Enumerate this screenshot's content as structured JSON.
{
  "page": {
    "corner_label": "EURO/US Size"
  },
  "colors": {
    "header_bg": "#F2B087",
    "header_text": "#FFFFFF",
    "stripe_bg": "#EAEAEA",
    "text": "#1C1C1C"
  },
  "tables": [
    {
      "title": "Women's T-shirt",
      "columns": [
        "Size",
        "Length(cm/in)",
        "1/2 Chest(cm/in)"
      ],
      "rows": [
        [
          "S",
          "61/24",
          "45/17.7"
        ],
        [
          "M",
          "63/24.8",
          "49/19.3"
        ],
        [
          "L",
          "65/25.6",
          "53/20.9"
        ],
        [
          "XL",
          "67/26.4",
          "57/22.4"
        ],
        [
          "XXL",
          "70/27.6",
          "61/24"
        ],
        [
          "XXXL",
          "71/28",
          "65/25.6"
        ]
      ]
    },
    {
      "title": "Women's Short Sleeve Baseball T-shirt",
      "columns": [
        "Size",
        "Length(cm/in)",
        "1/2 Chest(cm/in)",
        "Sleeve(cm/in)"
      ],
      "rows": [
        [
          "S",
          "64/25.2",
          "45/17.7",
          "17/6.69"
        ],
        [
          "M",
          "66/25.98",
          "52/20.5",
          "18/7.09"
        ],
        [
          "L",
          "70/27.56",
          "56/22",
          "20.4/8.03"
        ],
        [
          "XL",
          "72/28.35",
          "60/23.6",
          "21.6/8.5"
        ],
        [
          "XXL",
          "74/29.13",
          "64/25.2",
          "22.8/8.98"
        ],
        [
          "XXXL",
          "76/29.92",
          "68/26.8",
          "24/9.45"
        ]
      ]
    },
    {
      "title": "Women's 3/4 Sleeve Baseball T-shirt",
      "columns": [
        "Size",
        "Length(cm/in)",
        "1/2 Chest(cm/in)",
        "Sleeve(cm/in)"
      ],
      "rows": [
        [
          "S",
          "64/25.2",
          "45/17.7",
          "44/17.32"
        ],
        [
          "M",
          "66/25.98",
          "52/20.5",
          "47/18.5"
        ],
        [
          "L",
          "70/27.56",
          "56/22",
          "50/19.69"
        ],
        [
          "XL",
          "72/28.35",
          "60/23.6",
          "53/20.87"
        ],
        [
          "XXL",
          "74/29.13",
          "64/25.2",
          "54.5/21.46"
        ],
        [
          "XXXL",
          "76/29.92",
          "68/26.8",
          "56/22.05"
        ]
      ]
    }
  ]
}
++++
Repeat back the data above, exact to the last character.

Enumerate this screenshot's content as structured JSON.
{
  "page": {
    "corner_label": "EURO/US Size"
  },
  "colors": {
    "header_bg": "#F2B087",
    "header_text": "#FFFFFF",
    "stripe_bg": "#EAEAEA",
    "text": "#1C1C1C"
  },
  "tables": [
    {
      "title": "Women's T-shirt",
      "columns": [
        "Size",
        "Length(cm/in)",
        "1/2 Chest(cm/in)"
      ],
      "rows": [
        [
          "S",
          "61/24",
          "45/17.7"
        ],
        [
          "M",
          "63/24.8",
          "49/19.3"
        ],
        [
          "L",
          "65/25.6",
          "53/20.9"
        ],
        [
          "XL",
          "67/26.4",
          "57/22.4"
        ],
        [
          "XXL",
          "70/27.6",
          "61/24"
        ],
        [
          "XXXL",
          "71/28",
          "65/25.6"
        ]
      ]
    },
    {
      "title": "Women's Short Sleeve Baseball T-shirt",
      "columns": [
        "Size",
        "Length(cm/in)",
        "1/2 Chest(cm/in)",
        "Sleeve(cm/in)"
      ],
      "rows": [
        [
          "S",
          "64/25.2",
          "45/17.7",
          "17/6.69"
        ],
        [
          "M",
          "66/25.98",
          "52/20.5",
          "18/7.09"
        ],
        [
          "L",
          "70/27.56",
          "56/22",
          "20.4/8.03"
        ],
        [
          "XL",
          "72/28.35",
          "60/23.6",
          "21.6/8.5"
        ],
        [
          "XXL",
          "74/29.13",
          "64/25.2",
          "22.8/8.98"
        ],
        [
          "XXXL",
          "76/29.92",
          "68/26.8",
          "24/9.45"
        ]
      ]
    },
    {
      "title": "Women's 3/4 Sleeve Baseball T-shirt",
      "columns": [
        "Size",
        "Length(cm/in)",
        "1/2 Chest(cm/in)",
        "Sleeve(cm/in)"
      ],
      "rows": [
        [
          "S",
          "64/25.2",
          "45/17.7",
          "44/17.32"
        ],
        [
          "M",
          "66/25.98",
          "52/20.5",
          "47/18.5"
        ],
        [
          "L",
          "70/27.56",
          "56/22",
          "50/19.69"
        ],
        [
          "XL",
          "72/28.35",
          "60/23.6",
          "53/20.87"
        ],
        [
          "XXL",
          "74/29.13",
          "64/25.2",
          "54.5/21.46"
        ],
        [
          "XXXL",
          "76/29.92",
          "68/26.8",
          "56/22.05"
        ]
      ]
    }
  ]
}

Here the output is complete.